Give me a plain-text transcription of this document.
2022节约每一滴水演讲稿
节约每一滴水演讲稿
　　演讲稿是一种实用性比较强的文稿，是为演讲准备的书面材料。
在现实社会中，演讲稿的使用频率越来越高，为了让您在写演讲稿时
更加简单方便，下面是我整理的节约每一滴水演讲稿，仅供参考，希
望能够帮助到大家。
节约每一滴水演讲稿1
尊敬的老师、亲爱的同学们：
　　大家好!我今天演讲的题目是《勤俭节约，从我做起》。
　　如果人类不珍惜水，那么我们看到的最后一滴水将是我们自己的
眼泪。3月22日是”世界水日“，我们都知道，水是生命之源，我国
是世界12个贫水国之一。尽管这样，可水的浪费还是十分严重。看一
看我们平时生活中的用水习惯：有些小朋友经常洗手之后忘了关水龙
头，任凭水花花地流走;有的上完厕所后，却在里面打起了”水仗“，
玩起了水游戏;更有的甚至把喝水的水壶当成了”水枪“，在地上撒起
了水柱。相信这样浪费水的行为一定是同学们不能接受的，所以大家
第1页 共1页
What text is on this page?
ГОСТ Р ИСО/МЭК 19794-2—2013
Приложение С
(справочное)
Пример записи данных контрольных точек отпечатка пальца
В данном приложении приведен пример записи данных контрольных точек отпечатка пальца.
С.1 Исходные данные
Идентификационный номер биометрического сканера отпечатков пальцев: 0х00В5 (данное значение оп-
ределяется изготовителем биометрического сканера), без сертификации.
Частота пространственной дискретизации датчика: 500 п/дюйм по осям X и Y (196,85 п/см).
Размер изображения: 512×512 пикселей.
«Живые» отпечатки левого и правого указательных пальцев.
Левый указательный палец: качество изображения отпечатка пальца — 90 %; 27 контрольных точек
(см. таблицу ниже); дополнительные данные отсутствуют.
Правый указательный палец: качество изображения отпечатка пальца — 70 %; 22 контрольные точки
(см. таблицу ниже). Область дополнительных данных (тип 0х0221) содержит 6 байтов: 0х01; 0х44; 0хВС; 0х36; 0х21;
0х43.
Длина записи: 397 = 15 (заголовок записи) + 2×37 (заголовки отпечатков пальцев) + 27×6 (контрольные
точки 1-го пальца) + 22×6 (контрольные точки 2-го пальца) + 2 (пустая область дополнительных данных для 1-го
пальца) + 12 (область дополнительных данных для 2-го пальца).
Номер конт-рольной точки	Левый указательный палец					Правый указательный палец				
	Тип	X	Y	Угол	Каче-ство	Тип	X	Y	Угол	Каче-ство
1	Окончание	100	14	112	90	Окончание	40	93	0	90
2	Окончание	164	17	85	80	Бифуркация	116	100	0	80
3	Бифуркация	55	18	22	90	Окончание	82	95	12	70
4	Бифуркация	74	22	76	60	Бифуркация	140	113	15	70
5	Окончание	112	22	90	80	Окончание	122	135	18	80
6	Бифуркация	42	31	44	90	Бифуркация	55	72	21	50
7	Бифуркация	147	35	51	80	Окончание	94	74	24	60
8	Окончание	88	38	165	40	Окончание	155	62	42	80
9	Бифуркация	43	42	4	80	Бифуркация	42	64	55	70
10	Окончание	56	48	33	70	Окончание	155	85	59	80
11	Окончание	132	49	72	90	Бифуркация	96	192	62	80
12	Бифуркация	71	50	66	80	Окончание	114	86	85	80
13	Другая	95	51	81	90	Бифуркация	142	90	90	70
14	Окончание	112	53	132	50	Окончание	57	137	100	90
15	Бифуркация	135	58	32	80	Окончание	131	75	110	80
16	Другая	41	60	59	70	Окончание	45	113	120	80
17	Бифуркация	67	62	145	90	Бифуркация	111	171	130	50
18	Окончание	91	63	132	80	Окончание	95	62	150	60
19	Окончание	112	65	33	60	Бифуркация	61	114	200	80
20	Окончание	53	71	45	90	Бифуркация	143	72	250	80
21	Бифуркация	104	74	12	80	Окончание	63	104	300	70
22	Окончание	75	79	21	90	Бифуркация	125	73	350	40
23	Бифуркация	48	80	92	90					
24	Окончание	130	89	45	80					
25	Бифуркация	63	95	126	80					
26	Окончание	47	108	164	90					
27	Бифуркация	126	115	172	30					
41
--------------------------------
* **What you should do**:
Report the number of lines holding the string "Левый", without any other words.

* **Answer to this task**:
2